▶ **Stated problem**
What follows is a set of entries. Give them again exactly, without the pictures.

▶ **Dataset items**
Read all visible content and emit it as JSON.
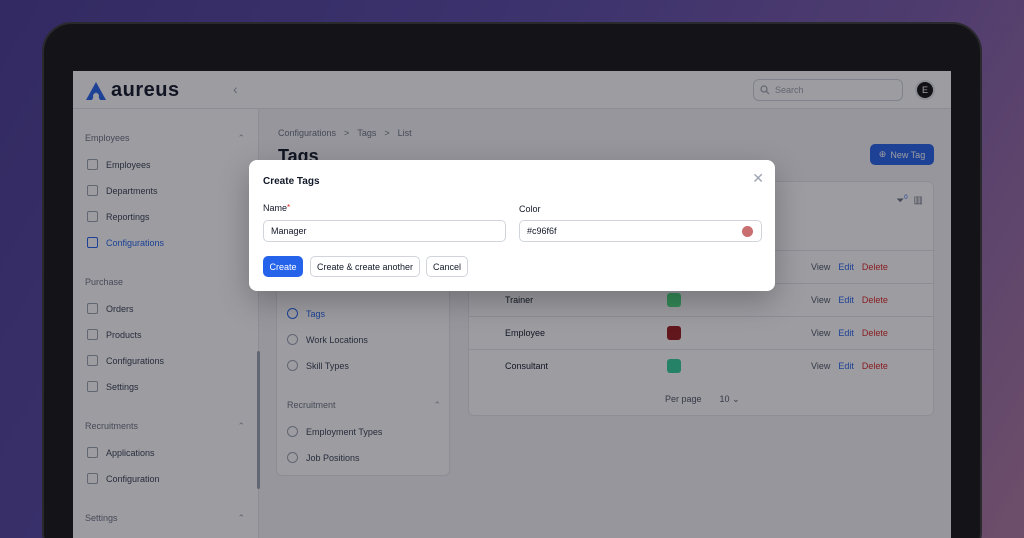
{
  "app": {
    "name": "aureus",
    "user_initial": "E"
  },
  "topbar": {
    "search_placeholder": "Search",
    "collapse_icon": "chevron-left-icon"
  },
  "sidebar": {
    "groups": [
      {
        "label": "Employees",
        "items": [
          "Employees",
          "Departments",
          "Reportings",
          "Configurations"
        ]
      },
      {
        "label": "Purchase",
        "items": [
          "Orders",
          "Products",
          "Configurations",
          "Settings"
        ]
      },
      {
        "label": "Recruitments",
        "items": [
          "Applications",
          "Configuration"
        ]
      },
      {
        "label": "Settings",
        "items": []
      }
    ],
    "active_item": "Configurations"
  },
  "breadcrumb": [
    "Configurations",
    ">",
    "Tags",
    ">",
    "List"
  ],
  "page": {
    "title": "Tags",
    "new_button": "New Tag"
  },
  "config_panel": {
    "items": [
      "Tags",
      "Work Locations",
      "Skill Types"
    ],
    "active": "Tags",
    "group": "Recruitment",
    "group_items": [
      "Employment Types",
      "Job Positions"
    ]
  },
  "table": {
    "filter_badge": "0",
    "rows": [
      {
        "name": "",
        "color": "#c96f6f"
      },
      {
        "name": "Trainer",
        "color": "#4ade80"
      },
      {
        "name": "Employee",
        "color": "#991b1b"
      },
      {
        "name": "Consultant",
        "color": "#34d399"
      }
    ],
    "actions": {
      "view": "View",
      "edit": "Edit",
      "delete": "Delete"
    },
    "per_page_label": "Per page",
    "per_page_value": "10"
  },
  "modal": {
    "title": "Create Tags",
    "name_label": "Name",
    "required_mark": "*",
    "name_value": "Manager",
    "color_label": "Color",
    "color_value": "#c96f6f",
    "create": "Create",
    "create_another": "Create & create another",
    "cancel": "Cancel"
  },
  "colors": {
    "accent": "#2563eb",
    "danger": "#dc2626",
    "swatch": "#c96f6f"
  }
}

▶ **Answer to the task**
Read all visible content and emit it as JSON.
{
  "app": {
    "name": "aureus",
    "user_initial": "E"
  },
  "topbar": {
    "search_placeholder": "Search",
    "collapse_icon": "chevron-left-icon"
  },
  "sidebar": {
    "groups": [
      {
        "label": "Employees",
        "items": [
          "Employees",
          "Departments",
          "Reportings",
          "Configurations"
        ]
      },
      {
        "label": "Purchase",
        "items": [
          "Orders",
          "Products",
          "Configurations",
          "Settings"
        ]
      },
      {
        "label": "Recruitments",
        "items": [
          "Applications",
          "Configuration"
        ]
      },
      {
        "label": "Settings",
        "items": []
      }
    ],
    "active_item": "Configurations"
  },
  "breadcrumb": [
    "Configurations",
    ">",
    "Tags",
    ">",
    "List"
  ],
  "page": {
    "title": "Tags",
    "new_button": "New Tag"
  },
  "config_panel": {
    "items": [
      "Tags",
      "Work Locations",
      "Skill Types"
    ],
    "active": "Tags",
    "group": "Recruitment",
    "group_items": [
      "Employment Types",
      "Job Positions"
    ]
  },
  "table": {
    "filter_badge": "0",
    "rows": [
      {
        "name": "",
        "color": "#c96f6f"
      },
      {
        "name": "Trainer",
        "color": "#4ade80"
      },
      {
        "name": "Employee",
        "color": "#991b1b"
      },
      {
        "name": "Consultant",
        "color": "#34d399"
      }
    ],
    "actions": {
      "view": "View",
      "edit": "Edit",
      "delete": "Delete"
    },
    "per_page_label": "Per page",
    "per_page_value": "10"
  },
  "modal": {
    "title": "Create Tags",
    "name_label": "Name",
    "required_mark": "*",
    "name_value": "Manager",
    "color_label": "Color",
    "color_value": "#c96f6f",
    "create": "Create",
    "create_another": "Create & create another",
    "cancel": "Cancel"
  },
  "colors": {
    "accent": "#2563eb",
    "danger": "#dc2626",
    "swatch": "#c96f6f"
  }
}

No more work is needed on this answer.